_EXTRACTED DATA_
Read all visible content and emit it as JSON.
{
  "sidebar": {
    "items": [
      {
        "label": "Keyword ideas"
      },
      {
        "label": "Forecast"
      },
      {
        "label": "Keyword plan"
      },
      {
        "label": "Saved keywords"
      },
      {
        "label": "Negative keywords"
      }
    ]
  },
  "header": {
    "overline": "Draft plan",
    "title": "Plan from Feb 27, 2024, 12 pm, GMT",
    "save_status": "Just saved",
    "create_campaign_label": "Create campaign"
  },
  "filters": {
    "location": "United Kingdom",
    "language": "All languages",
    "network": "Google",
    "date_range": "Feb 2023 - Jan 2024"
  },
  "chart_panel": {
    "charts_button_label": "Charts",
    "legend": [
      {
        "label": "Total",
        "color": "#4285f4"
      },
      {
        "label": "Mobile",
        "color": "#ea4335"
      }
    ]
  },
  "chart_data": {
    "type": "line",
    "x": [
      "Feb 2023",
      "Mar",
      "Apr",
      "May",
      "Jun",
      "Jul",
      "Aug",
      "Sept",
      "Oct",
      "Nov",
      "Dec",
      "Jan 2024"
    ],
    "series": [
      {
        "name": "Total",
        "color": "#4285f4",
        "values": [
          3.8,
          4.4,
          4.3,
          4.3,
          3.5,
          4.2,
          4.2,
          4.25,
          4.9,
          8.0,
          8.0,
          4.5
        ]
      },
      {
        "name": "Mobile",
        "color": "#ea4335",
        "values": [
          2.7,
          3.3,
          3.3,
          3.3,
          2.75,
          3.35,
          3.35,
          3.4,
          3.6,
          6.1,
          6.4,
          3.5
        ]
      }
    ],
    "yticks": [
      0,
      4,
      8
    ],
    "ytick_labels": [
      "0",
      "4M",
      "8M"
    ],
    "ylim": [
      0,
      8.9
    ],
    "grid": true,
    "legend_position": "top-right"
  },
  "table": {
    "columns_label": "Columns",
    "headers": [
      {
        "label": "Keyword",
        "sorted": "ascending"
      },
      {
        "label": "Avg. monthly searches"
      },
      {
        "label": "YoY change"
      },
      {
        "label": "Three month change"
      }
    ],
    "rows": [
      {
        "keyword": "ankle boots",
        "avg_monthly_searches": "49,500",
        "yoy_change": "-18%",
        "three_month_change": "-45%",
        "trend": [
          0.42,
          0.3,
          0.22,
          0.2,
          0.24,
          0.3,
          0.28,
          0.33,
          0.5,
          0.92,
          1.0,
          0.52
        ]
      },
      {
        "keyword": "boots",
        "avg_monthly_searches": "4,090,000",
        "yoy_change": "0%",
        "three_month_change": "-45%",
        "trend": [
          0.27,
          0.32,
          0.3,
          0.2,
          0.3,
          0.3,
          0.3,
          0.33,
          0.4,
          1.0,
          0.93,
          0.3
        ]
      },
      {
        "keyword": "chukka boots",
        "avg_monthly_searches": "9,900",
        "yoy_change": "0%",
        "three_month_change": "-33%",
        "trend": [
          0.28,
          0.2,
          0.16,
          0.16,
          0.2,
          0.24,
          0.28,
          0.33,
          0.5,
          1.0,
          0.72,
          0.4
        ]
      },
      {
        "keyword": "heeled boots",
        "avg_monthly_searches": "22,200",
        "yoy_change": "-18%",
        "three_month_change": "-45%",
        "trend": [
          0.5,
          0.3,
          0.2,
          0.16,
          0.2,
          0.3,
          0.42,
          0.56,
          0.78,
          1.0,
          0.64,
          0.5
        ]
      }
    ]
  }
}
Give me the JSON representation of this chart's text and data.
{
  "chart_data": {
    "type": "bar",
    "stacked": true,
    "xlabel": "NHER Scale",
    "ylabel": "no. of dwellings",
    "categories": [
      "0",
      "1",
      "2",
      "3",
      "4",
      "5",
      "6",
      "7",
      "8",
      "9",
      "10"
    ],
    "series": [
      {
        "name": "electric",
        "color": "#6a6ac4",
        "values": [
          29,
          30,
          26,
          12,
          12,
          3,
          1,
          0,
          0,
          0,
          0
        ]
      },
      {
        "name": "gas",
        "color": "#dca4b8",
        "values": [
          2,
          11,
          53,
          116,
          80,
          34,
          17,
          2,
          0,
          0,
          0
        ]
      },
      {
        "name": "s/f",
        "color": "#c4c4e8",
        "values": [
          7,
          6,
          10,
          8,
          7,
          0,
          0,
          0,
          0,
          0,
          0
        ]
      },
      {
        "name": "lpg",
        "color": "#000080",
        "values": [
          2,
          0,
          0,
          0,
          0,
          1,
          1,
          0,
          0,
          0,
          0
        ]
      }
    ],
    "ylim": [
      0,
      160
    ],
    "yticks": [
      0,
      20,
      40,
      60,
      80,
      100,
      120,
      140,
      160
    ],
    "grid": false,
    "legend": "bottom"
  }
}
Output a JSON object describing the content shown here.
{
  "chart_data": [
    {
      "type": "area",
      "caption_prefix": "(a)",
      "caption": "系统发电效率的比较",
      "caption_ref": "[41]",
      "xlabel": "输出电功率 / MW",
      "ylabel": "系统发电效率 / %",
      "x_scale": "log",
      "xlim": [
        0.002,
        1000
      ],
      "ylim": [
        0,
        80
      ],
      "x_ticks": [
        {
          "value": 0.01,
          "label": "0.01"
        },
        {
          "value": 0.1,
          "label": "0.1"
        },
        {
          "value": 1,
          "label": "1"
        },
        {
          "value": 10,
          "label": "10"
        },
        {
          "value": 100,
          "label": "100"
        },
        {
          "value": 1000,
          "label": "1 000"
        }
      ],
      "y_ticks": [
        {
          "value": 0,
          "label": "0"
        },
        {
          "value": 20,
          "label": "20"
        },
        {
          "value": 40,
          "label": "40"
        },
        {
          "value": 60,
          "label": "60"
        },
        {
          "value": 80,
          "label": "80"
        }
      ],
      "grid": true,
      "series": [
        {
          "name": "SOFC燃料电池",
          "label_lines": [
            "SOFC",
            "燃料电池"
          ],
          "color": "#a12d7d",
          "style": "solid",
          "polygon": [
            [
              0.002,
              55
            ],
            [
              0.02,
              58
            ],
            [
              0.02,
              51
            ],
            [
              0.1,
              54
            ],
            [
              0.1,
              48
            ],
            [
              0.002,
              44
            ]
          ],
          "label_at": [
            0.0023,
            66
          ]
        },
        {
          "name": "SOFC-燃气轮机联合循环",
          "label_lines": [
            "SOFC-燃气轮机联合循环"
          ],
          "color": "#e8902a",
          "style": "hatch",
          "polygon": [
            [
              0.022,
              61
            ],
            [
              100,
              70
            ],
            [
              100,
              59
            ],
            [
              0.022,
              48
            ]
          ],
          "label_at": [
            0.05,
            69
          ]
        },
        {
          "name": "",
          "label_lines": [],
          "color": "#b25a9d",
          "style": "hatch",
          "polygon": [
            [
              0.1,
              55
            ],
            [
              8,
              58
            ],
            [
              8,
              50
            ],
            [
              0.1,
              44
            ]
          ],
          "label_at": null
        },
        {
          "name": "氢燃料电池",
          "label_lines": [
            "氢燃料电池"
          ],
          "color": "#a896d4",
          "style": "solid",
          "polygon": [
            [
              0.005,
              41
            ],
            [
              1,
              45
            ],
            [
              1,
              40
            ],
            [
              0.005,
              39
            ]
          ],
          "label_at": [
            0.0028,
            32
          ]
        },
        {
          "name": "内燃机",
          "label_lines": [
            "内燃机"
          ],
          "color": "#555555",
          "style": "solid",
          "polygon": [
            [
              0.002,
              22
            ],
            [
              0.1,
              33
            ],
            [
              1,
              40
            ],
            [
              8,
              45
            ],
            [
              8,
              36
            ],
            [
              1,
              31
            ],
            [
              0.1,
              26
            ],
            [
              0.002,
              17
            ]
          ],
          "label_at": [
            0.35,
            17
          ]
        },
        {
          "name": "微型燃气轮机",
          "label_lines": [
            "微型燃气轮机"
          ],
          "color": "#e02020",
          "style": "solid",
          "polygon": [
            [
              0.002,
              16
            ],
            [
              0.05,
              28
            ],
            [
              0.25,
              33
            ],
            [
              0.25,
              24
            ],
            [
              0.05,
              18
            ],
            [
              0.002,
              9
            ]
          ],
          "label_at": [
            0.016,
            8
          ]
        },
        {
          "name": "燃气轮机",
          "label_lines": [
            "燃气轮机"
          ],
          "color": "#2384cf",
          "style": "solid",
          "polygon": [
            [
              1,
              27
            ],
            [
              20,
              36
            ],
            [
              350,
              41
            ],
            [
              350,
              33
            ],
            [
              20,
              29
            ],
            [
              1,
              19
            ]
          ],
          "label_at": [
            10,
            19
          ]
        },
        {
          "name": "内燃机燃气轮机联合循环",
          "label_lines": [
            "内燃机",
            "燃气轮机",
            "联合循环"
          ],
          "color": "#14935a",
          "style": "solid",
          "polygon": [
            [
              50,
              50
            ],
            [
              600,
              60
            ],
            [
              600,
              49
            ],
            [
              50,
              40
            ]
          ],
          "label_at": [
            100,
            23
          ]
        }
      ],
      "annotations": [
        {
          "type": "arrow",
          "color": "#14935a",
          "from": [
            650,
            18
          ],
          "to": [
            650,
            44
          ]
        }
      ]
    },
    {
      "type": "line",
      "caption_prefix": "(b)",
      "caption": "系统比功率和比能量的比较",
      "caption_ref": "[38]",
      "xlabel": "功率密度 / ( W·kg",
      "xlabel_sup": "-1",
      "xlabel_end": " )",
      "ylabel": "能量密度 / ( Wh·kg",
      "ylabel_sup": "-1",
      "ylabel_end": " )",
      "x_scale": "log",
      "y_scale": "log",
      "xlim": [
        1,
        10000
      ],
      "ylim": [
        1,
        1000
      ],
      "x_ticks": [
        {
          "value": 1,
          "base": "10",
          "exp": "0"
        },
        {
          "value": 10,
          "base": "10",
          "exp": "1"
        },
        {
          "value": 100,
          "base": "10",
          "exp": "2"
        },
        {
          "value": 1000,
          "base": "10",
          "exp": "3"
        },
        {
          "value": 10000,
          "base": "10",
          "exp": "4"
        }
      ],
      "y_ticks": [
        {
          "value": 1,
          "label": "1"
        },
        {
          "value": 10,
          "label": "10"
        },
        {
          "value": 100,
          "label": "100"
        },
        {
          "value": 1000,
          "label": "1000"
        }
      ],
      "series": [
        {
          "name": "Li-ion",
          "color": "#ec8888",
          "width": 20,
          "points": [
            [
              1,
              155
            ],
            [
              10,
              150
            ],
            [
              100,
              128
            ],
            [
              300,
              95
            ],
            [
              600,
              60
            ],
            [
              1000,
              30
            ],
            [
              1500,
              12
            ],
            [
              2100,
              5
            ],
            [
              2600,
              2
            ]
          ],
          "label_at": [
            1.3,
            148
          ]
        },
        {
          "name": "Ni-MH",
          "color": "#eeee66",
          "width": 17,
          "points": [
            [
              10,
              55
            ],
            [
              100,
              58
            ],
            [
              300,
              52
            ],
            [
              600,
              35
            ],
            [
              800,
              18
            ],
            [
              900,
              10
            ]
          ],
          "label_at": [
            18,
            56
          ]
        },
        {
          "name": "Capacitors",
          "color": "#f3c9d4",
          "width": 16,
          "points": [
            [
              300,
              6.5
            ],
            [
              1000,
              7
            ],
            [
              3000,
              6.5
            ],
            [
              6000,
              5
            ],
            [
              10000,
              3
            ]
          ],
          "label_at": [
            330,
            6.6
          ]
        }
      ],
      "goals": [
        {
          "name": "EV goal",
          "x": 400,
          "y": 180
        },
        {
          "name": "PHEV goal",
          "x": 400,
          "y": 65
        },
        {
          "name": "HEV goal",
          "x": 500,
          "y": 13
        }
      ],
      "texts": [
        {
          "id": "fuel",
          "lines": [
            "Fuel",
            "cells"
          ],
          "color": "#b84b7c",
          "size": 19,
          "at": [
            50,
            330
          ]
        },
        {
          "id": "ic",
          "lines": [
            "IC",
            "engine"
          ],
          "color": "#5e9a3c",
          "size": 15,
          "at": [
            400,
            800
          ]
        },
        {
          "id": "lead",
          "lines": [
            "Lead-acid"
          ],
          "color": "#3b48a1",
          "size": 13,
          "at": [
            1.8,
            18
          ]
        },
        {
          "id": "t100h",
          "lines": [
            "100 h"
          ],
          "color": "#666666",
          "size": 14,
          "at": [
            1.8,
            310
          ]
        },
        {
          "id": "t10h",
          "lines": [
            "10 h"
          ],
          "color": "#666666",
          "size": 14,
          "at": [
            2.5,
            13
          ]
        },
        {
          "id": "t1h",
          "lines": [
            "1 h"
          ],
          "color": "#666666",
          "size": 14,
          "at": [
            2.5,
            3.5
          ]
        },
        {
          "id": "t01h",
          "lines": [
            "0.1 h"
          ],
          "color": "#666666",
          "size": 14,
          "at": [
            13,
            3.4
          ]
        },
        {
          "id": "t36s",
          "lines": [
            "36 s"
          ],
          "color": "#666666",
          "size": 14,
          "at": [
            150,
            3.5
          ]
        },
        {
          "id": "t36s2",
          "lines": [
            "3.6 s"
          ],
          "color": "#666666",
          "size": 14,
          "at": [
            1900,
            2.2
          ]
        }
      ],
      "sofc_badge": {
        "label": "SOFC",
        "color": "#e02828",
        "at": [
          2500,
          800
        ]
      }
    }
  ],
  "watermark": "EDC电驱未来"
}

_EXERCISE DETAILS_
Copy out each line of the material that holds the word "boots".

_PROBLEM SOLUTION_
        "keyword": "ankle boots",
        "keyword": "boots",
        "keyword": "chukka boots",
        "keyword": "heeled boots",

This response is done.